----- Data excerpts

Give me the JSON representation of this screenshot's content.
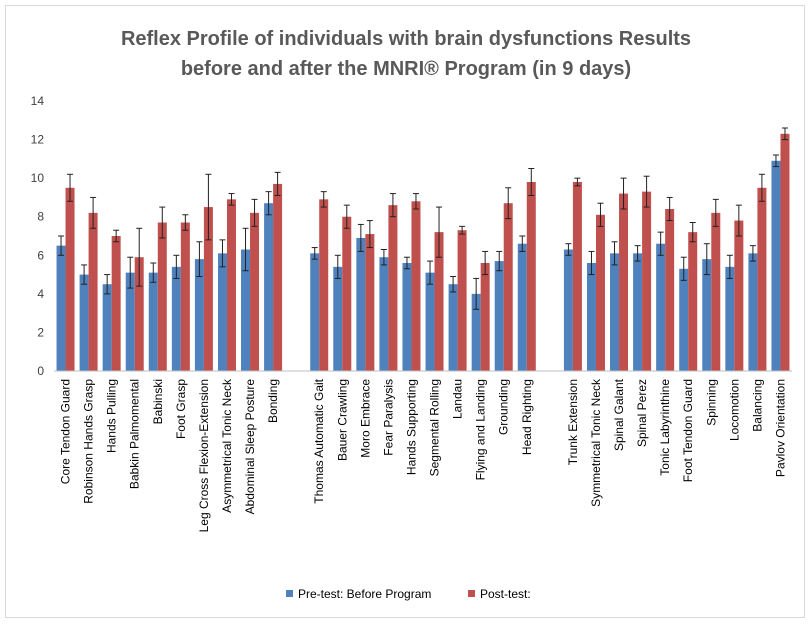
{
  "chart_data": {
    "type": "bar",
    "title_lines": [
      "Reflex Profile of individuals with brain dysfunctions Results",
      "before and after the MNRI® Program (in 9 days)"
    ],
    "xlabel": "",
    "ylabel": "",
    "ylim": [
      0,
      14
    ],
    "yticks": [
      0,
      2,
      4,
      6,
      8,
      10,
      12,
      14
    ],
    "grid": false,
    "legend_position": "bottom",
    "colors": {
      "pre": "#4f81bd",
      "post": "#c0504d",
      "error": "#222222",
      "axis": "#bfbfbf"
    },
    "groups": [
      {
        "categories": [
          "Core Tendon Guard",
          "Robinson Hands Grasp",
          "Hands Pulling",
          "Babkin Palmomental",
          "Babinski",
          "Foot Grasp",
          "Leg Cross Flexion-Extension",
          "Asymmetrical Tonic Neck",
          "Abdominal Sleep Posture",
          "Bonding"
        ],
        "pre": [
          6.5,
          5.0,
          4.5,
          5.1,
          5.1,
          5.4,
          5.8,
          6.1,
          6.3,
          8.7
        ],
        "pre_err": [
          0.5,
          0.5,
          0.5,
          0.8,
          0.5,
          0.6,
          0.9,
          0.7,
          1.1,
          0.6
        ],
        "post": [
          9.5,
          8.2,
          7.0,
          5.9,
          7.7,
          7.7,
          8.5,
          8.9,
          8.2,
          9.7
        ],
        "post_err": [
          0.7,
          0.8,
          0.3,
          1.5,
          0.8,
          0.4,
          1.7,
          0.3,
          0.7,
          0.6
        ]
      },
      {
        "categories": [
          "Thomas Automatic Gait",
          "Bauer Crawling",
          "Moro Embrace",
          "Fear Paralysis",
          "Hands Supporting",
          "Segmental Rolling",
          "Landau",
          "Flying and Landing",
          "Grounding",
          "Head Righting"
        ],
        "pre": [
          6.1,
          5.4,
          6.9,
          5.9,
          5.6,
          5.1,
          4.5,
          4.0,
          5.7,
          6.6
        ],
        "pre_err": [
          0.3,
          0.6,
          0.7,
          0.4,
          0.3,
          0.6,
          0.4,
          0.8,
          0.5,
          0.4
        ],
        "post": [
          8.9,
          8.0,
          7.1,
          8.6,
          8.8,
          7.2,
          7.3,
          5.6,
          8.7,
          9.8
        ],
        "post_err": [
          0.4,
          0.6,
          0.7,
          0.6,
          0.4,
          1.3,
          0.2,
          0.6,
          0.8,
          0.7
        ]
      },
      {
        "categories": [
          "Trunk Extension",
          "Symmetrical Tonic Neck",
          "Spinal Galant",
          "Spinal Perez",
          "Tonic Labyrinthine",
          "Foot Tendon Guard",
          "Spinning",
          "Locomotion",
          "Balancing",
          "Pavlov Orientation"
        ],
        "pre": [
          6.3,
          5.6,
          6.1,
          6.1,
          6.6,
          5.3,
          5.8,
          5.4,
          6.1,
          10.9
        ],
        "pre_err": [
          0.3,
          0.6,
          0.6,
          0.4,
          0.6,
          0.6,
          0.8,
          0.6,
          0.4,
          0.3
        ],
        "post": [
          9.8,
          8.1,
          9.2,
          9.3,
          8.4,
          7.2,
          8.2,
          7.8,
          9.5,
          12.3
        ],
        "post_err": [
          0.2,
          0.6,
          0.8,
          0.8,
          0.6,
          0.5,
          0.7,
          0.8,
          0.7,
          0.3
        ]
      }
    ],
    "series": [
      {
        "key": "pre",
        "name": "Pre-test: Before Program"
      },
      {
        "key": "post",
        "name": "Post-test:"
      }
    ]
  }
}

----------

• [Task instructions]: Read the entries above, then pull out the lines that include "Tendon".

• [Final answer]:
          "Core Tendon Guard",
          "Foot Tendon Guard",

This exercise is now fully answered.